• _GIVEN PROBLEM_:
Below are some records: retype them all exactly, but not the pictures.

☆ ☆ ☆ ☆ ☆ ☆ ☆

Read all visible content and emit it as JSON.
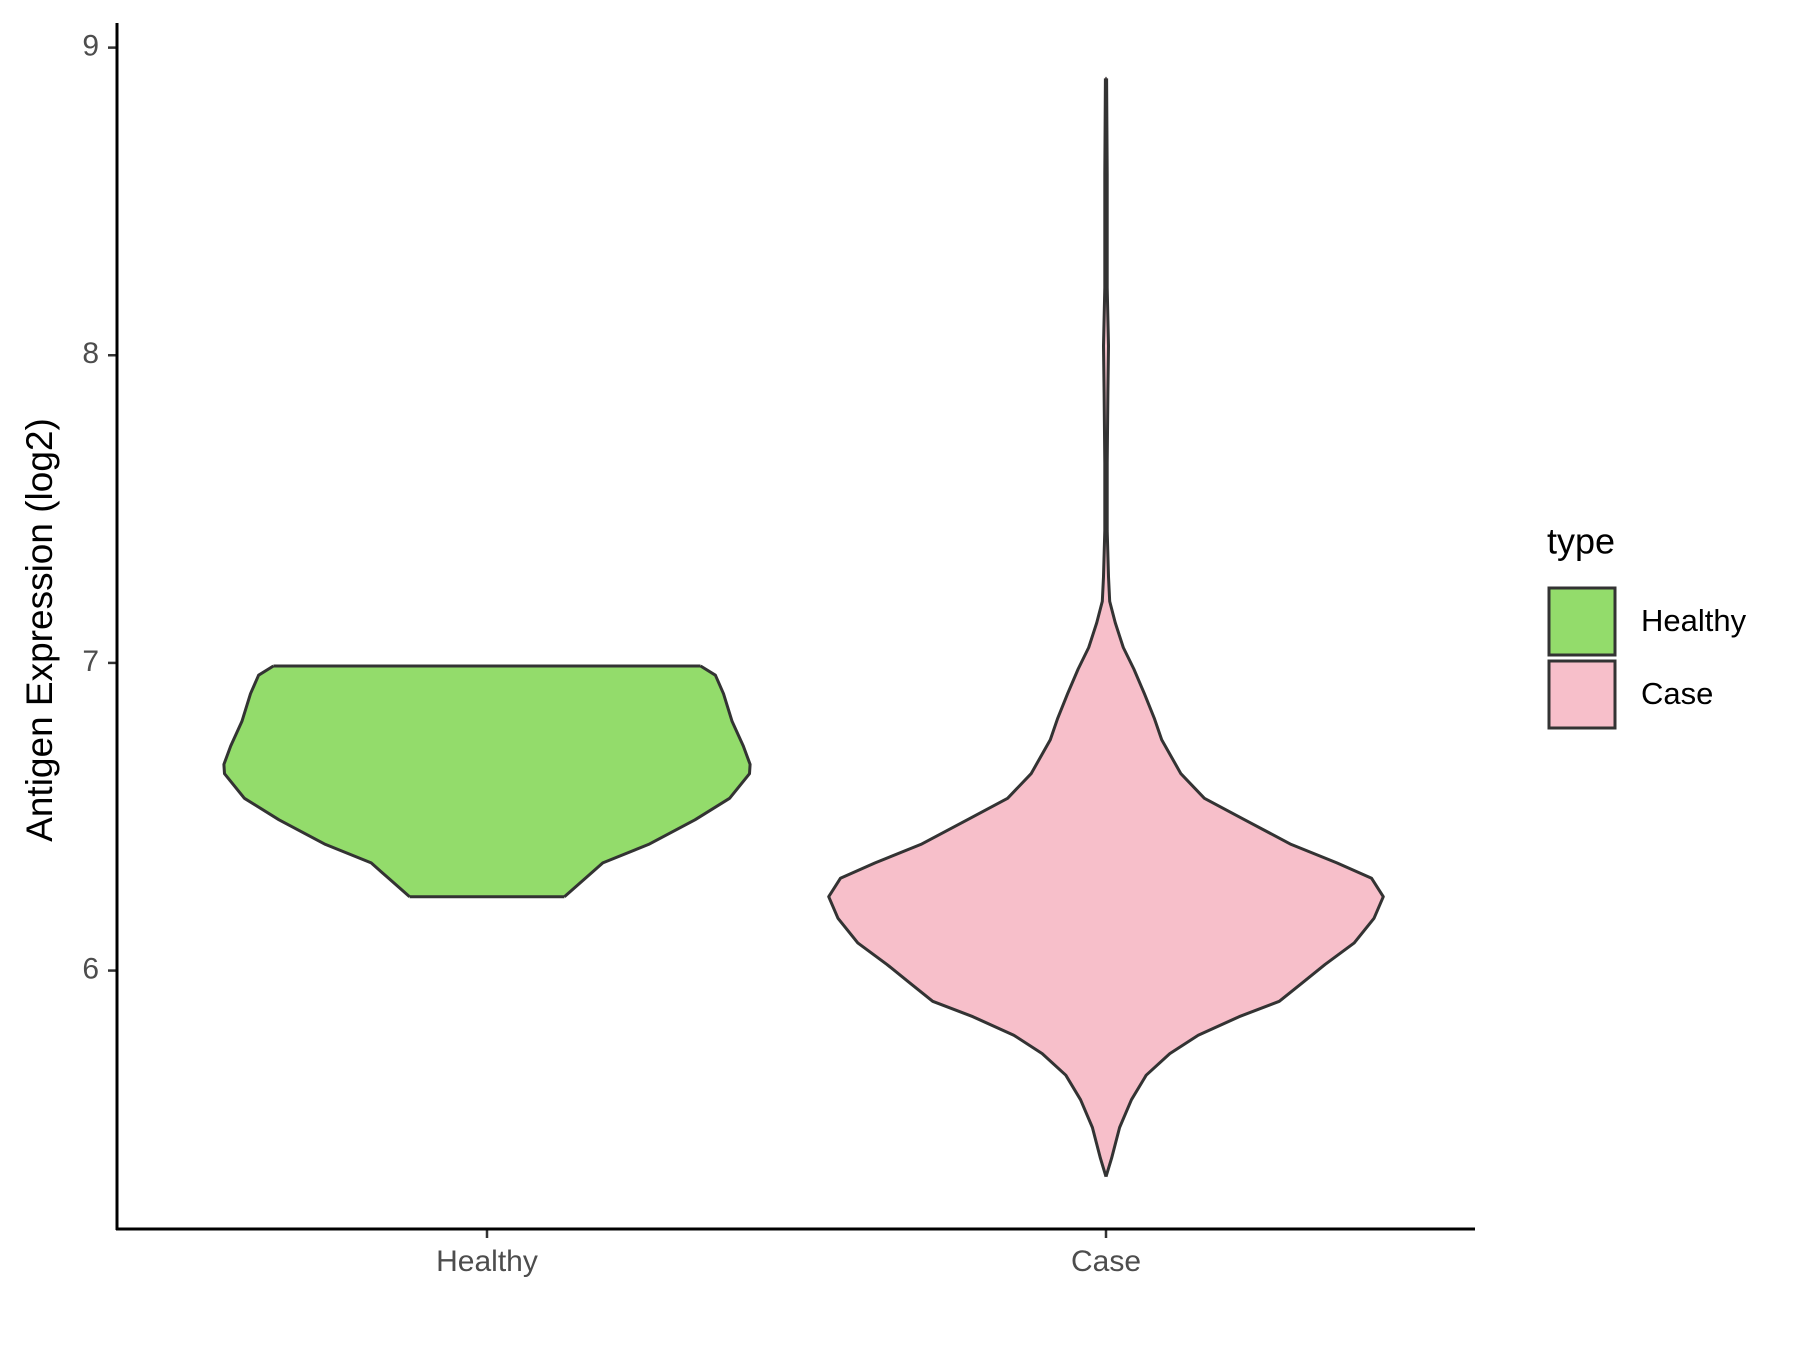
{
  "chart_data": {
    "type": "violin",
    "y_label": "Antigen Expression (log2)",
    "categories": [
      "Healthy",
      "Case"
    ],
    "legend_title": "type",
    "legend_position": "right",
    "ylim": [
      5.16,
      9.08
    ],
    "yticks": [
      6,
      7,
      8,
      9
    ],
    "series": [
      {
        "name": "Healthy",
        "color": "#93dc6b",
        "y": [
          6.24,
          6.3,
          6.35,
          6.41,
          6.49,
          6.56,
          6.64,
          6.67,
          6.73,
          6.81,
          6.9,
          6.96,
          6.99
        ],
        "width": [
          0.125,
          0.159,
          0.187,
          0.261,
          0.336,
          0.392,
          0.424,
          0.425,
          0.414,
          0.396,
          0.382,
          0.369,
          0.345
        ]
      },
      {
        "name": "Case",
        "color": "#f7bfca",
        "y": [
          5.33,
          5.39,
          5.49,
          5.58,
          5.66,
          5.73,
          5.79,
          5.85,
          5.9,
          5.96,
          6.02,
          6.09,
          6.17,
          6.24,
          6.3,
          6.35,
          6.41,
          6.49,
          6.56,
          6.64,
          6.75,
          6.82,
          6.9,
          6.98,
          7.05,
          7.13,
          7.2,
          7.28,
          7.43,
          7.65,
          7.88,
          8.03,
          8.22,
          8.59,
          8.9
        ],
        "width": [
          0,
          0.009,
          0.022,
          0.041,
          0.065,
          0.103,
          0.149,
          0.215,
          0.28,
          0.317,
          0.354,
          0.401,
          0.433,
          0.448,
          0.429,
          0.373,
          0.299,
          0.224,
          0.159,
          0.121,
          0.09,
          0.078,
          0.062,
          0.045,
          0.028,
          0.015,
          0.006,
          0.004,
          0.002,
          0.002,
          0.003,
          0.004,
          0.002,
          0.002,
          0.001
        ]
      }
    ]
  }
}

☆ ☆ ☆ ☆ ☆ ☆ ☆

• _FULL SOLUTION_:
Read all visible content and emit it as JSON.
{
  "chart_data": {
    "type": "violin",
    "y_label": "Antigen Expression (log2)",
    "categories": [
      "Healthy",
      "Case"
    ],
    "legend_title": "type",
    "legend_position": "right",
    "ylim": [
      5.16,
      9.08
    ],
    "yticks": [
      6,
      7,
      8,
      9
    ],
    "series": [
      {
        "name": "Healthy",
        "color": "#93dc6b",
        "y": [
          6.24,
          6.3,
          6.35,
          6.41,
          6.49,
          6.56,
          6.64,
          6.67,
          6.73,
          6.81,
          6.9,
          6.96,
          6.99
        ],
        "width": [
          0.125,
          0.159,
          0.187,
          0.261,
          0.336,
          0.392,
          0.424,
          0.425,
          0.414,
          0.396,
          0.382,
          0.369,
          0.345
        ]
      },
      {
        "name": "Case",
        "color": "#f7bfca",
        "y": [
          5.33,
          5.39,
          5.49,
          5.58,
          5.66,
          5.73,
          5.79,
          5.85,
          5.9,
          5.96,
          6.02,
          6.09,
          6.17,
          6.24,
          6.3,
          6.35,
          6.41,
          6.49,
          6.56,
          6.64,
          6.75,
          6.82,
          6.9,
          6.98,
          7.05,
          7.13,
          7.2,
          7.28,
          7.43,
          7.65,
          7.88,
          8.03,
          8.22,
          8.59,
          8.9
        ],
        "width": [
          0,
          0.009,
          0.022,
          0.041,
          0.065,
          0.103,
          0.149,
          0.215,
          0.28,
          0.317,
          0.354,
          0.401,
          0.433,
          0.448,
          0.429,
          0.373,
          0.299,
          0.224,
          0.159,
          0.121,
          0.09,
          0.078,
          0.062,
          0.045,
          0.028,
          0.015,
          0.006,
          0.004,
          0.002,
          0.002,
          0.003,
          0.004,
          0.002,
          0.002,
          0.001
        ]
      }
    ]
  }
}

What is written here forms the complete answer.